▸ RECORDS SUPPLIED
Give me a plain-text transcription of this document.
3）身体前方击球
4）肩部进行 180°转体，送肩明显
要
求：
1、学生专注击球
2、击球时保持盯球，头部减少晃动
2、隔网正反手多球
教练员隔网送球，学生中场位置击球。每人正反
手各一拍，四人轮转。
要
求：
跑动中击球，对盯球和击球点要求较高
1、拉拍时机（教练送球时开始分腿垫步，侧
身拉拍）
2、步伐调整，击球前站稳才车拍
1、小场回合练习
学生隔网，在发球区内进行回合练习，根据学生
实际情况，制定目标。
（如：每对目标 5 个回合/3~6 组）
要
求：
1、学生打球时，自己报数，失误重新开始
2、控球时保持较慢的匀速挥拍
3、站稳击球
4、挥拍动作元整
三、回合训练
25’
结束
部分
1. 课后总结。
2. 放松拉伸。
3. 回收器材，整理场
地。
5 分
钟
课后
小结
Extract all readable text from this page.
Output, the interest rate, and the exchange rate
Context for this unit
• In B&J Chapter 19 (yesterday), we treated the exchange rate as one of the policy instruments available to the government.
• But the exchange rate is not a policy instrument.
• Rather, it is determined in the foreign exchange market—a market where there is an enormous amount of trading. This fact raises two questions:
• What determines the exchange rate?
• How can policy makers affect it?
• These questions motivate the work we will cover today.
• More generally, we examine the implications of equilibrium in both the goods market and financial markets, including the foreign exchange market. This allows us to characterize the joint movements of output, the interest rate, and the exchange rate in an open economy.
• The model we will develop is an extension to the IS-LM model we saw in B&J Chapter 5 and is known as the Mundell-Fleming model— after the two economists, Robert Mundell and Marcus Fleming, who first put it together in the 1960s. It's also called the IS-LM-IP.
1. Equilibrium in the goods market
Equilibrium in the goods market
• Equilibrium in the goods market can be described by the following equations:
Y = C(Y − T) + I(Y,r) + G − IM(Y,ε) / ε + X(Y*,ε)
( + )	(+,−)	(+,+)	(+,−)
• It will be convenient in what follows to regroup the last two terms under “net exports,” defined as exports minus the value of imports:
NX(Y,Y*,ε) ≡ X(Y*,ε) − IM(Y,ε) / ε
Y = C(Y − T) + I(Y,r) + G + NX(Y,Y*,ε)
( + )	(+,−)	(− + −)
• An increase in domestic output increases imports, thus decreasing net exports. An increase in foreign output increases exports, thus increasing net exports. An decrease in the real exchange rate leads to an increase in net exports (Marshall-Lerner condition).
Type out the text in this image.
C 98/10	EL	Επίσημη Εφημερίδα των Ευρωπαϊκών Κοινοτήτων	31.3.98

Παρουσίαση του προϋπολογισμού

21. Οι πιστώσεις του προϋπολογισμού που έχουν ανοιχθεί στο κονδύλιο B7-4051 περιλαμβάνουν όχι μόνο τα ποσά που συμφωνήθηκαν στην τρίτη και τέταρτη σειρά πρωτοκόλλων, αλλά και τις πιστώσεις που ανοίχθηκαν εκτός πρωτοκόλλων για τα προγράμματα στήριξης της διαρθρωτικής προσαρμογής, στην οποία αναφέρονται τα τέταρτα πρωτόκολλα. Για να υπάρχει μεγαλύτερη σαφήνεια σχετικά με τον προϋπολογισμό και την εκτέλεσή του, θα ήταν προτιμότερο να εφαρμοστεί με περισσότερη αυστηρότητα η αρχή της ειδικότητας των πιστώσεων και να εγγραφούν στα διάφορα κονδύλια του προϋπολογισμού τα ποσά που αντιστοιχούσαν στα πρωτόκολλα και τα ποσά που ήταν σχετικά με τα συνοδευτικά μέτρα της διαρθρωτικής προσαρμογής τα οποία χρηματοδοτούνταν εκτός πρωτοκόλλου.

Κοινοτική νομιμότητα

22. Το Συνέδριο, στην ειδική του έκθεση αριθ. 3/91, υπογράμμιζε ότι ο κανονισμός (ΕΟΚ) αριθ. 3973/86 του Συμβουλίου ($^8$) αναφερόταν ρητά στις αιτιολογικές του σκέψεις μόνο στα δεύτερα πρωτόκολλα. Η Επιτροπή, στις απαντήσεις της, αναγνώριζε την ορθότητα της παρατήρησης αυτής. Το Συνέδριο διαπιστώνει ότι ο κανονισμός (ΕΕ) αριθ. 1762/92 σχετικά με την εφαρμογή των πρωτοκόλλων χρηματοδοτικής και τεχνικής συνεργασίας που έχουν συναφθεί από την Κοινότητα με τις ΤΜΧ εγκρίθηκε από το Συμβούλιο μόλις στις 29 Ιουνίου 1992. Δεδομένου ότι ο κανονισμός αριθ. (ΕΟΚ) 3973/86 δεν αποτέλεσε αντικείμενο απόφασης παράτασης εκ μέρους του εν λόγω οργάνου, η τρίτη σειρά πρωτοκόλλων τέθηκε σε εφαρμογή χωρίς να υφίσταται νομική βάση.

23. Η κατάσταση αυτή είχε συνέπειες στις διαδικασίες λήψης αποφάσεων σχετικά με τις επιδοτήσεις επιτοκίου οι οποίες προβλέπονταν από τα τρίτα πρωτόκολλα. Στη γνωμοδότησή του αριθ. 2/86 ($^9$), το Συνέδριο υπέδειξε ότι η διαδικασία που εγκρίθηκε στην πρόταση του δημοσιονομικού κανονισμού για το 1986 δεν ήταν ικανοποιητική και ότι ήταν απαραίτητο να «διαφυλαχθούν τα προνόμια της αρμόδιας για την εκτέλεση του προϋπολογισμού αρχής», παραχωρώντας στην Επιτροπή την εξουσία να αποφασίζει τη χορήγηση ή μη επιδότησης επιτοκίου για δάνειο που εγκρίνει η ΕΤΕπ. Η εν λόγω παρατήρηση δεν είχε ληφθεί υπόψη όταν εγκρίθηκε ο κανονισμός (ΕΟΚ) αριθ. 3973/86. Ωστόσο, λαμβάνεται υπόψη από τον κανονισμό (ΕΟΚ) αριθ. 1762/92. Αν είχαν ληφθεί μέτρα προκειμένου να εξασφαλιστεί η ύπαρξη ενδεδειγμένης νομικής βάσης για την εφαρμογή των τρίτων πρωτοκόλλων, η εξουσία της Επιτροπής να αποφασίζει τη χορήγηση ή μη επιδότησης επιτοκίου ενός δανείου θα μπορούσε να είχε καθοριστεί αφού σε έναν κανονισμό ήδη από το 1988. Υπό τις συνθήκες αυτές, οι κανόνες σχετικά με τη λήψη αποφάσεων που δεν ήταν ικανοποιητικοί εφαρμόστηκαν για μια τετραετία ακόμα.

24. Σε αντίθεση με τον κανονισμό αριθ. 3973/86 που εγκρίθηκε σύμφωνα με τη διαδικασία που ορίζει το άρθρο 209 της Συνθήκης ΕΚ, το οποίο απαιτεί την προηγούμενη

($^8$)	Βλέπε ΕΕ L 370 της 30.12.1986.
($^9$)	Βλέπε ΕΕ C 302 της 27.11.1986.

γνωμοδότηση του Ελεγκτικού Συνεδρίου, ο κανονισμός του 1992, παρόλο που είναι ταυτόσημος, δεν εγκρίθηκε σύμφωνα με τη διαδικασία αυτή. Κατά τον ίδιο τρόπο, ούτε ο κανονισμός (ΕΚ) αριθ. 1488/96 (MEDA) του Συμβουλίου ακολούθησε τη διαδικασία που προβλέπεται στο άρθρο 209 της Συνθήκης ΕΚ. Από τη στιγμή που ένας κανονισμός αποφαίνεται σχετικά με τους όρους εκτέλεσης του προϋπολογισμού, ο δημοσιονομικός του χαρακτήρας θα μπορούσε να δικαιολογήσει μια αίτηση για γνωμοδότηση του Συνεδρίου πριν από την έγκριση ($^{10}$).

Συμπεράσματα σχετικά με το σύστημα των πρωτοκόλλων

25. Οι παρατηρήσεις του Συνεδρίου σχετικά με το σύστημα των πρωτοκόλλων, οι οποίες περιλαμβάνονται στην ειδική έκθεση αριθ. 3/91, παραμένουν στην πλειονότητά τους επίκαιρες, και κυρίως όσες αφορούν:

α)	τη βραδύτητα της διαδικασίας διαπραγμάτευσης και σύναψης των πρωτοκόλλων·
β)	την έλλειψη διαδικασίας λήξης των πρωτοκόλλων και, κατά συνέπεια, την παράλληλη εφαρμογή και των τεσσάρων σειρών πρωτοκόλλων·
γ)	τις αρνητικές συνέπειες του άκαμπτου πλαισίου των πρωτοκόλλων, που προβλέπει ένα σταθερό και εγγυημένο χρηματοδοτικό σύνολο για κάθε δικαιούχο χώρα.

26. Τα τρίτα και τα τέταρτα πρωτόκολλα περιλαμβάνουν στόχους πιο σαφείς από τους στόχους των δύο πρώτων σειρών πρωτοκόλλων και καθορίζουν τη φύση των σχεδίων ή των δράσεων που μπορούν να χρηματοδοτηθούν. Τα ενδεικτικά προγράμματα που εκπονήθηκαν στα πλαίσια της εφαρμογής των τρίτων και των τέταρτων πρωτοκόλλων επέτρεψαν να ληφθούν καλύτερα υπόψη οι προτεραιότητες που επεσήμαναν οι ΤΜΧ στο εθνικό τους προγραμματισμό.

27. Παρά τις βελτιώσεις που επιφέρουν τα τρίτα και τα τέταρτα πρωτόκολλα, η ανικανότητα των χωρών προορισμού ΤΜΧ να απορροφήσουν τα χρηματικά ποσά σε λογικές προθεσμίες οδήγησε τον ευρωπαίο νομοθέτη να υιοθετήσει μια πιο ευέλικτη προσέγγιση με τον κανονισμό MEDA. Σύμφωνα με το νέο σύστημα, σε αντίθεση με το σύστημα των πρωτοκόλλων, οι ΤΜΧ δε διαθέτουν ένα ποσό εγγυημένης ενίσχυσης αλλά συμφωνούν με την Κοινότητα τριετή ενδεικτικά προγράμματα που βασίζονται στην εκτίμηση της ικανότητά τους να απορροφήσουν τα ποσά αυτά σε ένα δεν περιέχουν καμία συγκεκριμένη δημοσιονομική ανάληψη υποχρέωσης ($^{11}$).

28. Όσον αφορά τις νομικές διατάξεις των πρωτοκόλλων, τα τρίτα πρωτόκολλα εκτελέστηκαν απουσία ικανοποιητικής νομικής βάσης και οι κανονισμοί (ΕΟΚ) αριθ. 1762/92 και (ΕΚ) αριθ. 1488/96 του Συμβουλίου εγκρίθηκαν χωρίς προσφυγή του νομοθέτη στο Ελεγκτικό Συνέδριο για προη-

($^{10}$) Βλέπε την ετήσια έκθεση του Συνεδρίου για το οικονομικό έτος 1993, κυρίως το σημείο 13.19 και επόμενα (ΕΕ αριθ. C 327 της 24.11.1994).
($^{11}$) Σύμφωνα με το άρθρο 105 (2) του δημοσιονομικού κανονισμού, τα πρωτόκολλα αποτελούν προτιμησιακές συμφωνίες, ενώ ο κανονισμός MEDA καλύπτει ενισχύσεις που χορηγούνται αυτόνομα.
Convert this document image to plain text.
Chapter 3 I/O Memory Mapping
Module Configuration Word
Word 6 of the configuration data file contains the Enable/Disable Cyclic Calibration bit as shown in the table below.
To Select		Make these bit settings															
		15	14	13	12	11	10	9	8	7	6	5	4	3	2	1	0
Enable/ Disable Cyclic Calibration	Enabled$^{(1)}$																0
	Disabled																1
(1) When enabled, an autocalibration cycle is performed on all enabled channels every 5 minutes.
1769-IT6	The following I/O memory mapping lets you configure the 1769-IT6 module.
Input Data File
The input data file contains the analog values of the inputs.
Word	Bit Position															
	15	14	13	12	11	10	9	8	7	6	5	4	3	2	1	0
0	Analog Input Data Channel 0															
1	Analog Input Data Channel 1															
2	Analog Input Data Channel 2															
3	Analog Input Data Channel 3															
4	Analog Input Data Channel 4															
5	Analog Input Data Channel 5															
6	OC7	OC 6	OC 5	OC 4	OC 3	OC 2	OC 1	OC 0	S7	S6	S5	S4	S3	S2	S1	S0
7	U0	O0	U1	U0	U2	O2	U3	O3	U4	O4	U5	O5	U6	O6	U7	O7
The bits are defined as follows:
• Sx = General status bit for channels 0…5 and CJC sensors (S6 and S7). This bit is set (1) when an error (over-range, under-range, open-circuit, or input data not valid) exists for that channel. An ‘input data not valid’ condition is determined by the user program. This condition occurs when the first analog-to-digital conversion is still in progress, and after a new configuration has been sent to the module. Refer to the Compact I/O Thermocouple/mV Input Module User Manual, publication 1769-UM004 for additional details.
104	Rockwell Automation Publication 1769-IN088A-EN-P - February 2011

▸ CHALLENGE
In the listing above, locate each line with "imports" and copy it.

▸ FULL RESPONSE
• It will be convenient in what follows to regroup the last two terms under “net exports,” defined as exports minus the value of imports:
• An increase in domestic output increases imports, thus decreasing net exports. An increase in foreign output increases exports, thus increasing net exports. An decrease in the real exchange rate leads to an increase in net exports (Marshall-Lerner condition).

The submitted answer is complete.